-- BEGIN SOURCE RECORDS --

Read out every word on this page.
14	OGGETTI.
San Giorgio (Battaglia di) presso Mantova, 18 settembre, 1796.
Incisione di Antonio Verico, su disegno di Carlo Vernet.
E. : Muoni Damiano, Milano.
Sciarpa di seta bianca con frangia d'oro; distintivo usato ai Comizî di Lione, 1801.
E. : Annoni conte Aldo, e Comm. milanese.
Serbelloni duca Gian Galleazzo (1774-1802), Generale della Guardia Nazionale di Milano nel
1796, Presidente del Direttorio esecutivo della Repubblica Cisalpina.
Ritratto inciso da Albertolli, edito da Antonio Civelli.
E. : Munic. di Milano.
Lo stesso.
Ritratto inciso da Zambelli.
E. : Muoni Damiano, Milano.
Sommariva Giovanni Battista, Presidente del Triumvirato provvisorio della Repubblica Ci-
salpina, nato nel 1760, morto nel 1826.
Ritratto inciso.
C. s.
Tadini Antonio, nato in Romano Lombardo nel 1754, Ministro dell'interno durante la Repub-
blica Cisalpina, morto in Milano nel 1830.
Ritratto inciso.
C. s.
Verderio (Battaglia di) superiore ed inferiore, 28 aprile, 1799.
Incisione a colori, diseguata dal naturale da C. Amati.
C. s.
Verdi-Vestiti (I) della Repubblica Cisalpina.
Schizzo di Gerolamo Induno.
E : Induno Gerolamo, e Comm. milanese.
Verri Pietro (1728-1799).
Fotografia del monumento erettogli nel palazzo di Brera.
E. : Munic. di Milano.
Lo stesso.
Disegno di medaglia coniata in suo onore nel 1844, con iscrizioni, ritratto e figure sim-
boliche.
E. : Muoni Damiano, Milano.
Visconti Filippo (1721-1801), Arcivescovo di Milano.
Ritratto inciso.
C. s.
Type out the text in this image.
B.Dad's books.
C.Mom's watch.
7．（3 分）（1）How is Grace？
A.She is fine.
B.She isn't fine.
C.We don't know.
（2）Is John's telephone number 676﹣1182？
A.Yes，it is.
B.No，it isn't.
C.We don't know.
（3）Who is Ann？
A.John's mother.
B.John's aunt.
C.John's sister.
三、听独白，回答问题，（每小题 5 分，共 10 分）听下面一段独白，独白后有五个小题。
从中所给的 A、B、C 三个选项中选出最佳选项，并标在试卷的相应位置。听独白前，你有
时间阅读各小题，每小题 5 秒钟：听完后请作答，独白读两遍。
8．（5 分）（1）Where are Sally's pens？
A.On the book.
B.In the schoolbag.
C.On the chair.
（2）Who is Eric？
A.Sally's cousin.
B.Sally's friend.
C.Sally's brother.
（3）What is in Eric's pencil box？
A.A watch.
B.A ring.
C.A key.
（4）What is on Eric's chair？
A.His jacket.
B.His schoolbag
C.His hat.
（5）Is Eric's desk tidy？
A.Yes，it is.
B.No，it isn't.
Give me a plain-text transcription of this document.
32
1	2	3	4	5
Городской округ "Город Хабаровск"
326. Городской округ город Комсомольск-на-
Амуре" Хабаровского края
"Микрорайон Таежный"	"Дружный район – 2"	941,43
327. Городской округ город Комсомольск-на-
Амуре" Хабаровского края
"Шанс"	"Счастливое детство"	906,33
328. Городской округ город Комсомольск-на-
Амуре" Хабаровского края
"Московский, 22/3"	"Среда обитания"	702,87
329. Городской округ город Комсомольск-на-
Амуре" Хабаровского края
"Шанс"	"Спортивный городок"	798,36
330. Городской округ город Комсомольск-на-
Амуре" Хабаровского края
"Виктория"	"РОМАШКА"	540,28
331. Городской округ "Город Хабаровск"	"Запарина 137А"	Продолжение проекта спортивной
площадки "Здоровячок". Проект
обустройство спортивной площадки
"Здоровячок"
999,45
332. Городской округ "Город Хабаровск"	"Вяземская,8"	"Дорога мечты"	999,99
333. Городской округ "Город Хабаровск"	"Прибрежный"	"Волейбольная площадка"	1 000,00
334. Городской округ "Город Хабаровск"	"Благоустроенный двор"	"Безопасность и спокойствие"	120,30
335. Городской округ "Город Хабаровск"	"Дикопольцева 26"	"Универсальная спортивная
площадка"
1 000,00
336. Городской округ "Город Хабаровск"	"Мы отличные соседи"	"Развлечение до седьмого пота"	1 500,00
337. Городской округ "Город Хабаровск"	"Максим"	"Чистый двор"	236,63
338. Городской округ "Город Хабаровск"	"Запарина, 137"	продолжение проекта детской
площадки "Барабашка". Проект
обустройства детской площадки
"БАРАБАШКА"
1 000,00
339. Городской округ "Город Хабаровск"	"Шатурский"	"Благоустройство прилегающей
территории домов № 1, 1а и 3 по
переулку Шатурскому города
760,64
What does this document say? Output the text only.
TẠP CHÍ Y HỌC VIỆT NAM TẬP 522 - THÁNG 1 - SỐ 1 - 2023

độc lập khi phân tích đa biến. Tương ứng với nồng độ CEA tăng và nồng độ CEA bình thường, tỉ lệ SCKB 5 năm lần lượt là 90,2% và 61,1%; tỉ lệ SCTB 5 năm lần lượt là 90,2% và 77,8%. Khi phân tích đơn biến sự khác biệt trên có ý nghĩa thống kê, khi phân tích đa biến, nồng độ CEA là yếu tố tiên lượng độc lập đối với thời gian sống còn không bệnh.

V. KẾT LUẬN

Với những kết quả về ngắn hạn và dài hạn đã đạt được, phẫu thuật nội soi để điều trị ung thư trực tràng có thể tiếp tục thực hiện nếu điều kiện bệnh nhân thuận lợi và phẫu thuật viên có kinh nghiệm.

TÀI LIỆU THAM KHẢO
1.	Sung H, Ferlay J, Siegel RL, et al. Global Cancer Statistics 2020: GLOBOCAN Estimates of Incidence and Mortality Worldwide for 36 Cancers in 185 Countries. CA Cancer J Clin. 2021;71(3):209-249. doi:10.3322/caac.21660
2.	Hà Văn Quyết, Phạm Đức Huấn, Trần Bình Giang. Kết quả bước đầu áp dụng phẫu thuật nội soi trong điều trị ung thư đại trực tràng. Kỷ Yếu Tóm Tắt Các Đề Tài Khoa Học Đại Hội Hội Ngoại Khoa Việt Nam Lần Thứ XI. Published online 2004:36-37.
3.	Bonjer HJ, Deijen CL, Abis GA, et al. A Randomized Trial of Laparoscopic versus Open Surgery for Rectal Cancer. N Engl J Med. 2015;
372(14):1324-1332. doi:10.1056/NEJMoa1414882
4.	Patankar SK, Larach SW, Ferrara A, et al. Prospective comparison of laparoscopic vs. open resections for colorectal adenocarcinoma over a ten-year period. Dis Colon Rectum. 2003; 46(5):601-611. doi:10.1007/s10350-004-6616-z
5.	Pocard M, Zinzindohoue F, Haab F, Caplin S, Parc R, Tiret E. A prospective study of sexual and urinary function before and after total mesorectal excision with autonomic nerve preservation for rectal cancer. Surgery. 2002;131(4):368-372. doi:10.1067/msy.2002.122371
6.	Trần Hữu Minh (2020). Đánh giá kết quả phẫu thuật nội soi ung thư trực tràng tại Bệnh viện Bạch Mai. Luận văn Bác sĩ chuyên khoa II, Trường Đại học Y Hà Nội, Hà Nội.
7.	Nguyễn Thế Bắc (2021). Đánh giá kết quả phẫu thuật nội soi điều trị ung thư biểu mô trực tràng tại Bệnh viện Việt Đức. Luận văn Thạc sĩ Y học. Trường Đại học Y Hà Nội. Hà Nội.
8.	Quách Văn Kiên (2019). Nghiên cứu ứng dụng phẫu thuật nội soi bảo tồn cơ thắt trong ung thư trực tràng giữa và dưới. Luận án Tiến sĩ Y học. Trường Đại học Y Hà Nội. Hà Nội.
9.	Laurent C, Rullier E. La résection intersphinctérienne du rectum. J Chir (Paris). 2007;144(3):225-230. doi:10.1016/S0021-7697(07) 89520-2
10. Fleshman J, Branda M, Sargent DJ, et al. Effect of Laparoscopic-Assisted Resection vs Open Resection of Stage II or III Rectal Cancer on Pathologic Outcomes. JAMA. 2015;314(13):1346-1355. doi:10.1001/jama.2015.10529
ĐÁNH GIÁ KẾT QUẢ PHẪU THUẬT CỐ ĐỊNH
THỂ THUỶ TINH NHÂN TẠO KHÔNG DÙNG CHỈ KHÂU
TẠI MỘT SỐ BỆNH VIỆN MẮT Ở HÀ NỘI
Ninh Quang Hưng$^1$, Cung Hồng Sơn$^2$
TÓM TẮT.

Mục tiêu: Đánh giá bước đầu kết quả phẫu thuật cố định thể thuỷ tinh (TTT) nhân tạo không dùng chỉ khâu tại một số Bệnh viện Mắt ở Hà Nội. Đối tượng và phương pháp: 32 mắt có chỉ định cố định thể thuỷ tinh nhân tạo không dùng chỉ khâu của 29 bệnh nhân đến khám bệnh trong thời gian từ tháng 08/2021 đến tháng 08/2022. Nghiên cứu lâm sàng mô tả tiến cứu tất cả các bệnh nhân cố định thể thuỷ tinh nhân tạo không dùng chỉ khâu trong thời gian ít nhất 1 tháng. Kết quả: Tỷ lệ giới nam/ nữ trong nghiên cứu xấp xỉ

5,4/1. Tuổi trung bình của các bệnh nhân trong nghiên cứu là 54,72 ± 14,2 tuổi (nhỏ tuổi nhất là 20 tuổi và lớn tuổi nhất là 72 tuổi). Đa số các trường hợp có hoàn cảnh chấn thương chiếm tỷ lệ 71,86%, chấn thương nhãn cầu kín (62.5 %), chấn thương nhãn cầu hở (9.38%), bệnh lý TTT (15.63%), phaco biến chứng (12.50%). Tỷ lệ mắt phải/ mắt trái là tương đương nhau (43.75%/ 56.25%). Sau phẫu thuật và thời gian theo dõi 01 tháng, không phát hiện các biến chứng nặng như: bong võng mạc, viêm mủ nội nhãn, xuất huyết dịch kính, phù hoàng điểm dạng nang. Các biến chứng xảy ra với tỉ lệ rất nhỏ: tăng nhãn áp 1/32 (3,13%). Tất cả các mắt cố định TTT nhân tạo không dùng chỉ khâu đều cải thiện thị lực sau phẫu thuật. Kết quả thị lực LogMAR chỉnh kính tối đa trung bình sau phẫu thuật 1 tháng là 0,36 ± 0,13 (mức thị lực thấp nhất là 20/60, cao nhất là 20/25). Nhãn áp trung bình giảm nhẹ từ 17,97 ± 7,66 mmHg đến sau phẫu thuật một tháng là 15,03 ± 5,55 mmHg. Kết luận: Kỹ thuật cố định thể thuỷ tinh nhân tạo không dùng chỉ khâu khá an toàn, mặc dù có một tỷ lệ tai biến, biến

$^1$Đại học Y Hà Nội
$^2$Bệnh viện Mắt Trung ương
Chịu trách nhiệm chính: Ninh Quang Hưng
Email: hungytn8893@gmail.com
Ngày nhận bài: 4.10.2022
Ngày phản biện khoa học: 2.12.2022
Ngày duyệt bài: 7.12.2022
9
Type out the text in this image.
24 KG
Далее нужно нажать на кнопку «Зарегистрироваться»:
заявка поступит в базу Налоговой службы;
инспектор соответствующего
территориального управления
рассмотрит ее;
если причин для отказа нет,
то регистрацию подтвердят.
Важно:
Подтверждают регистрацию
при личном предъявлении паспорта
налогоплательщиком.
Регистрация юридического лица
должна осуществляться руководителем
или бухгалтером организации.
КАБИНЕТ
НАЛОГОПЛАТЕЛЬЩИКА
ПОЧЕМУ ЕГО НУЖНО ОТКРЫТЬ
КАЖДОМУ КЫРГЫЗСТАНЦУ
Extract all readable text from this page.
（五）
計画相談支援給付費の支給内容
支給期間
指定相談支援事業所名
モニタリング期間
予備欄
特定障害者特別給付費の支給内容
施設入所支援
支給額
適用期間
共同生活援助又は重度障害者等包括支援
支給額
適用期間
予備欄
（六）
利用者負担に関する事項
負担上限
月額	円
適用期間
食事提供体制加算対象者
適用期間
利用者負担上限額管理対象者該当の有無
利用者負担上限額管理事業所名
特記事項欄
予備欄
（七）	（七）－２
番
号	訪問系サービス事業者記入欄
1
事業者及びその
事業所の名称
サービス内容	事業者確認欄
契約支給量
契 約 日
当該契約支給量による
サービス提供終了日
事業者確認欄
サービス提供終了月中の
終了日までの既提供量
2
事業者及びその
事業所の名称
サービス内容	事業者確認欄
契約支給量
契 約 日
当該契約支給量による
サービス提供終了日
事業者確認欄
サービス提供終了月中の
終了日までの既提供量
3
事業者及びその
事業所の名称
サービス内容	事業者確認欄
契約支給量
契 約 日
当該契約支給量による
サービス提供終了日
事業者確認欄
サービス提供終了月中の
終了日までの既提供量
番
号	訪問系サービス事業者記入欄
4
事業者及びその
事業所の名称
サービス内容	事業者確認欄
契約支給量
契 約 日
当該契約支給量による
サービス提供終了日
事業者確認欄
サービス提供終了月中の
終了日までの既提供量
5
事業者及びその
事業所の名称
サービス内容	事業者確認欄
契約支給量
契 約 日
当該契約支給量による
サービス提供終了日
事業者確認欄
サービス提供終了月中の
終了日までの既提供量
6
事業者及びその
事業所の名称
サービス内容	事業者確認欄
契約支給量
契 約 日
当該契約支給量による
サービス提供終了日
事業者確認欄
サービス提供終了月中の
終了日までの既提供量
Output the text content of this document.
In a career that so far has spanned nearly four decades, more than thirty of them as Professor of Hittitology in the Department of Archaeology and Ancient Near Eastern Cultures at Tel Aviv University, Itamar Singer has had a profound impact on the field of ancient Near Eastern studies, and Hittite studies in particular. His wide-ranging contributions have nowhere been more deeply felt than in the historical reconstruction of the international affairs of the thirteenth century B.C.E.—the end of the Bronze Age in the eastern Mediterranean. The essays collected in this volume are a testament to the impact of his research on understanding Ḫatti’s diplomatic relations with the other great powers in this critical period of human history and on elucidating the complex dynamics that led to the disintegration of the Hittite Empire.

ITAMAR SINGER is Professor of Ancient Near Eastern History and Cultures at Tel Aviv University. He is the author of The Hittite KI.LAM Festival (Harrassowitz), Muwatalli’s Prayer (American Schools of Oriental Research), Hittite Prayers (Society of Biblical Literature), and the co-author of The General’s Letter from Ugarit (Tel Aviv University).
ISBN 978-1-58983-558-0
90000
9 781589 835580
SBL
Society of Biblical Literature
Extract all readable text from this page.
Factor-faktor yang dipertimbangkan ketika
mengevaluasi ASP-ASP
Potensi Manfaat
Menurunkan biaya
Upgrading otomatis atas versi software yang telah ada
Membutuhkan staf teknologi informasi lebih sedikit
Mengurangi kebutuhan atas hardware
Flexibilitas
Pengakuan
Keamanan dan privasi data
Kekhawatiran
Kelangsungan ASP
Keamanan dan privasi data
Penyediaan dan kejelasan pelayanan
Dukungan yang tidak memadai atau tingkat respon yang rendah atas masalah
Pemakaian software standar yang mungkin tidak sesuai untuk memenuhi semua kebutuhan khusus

-- END SOURCE RECORDS --

_INSTRUCTIONS FOR THE TASK_
Reply with only the number of lines in the entries that contain the word "Biblical".

_THE REPLY_
2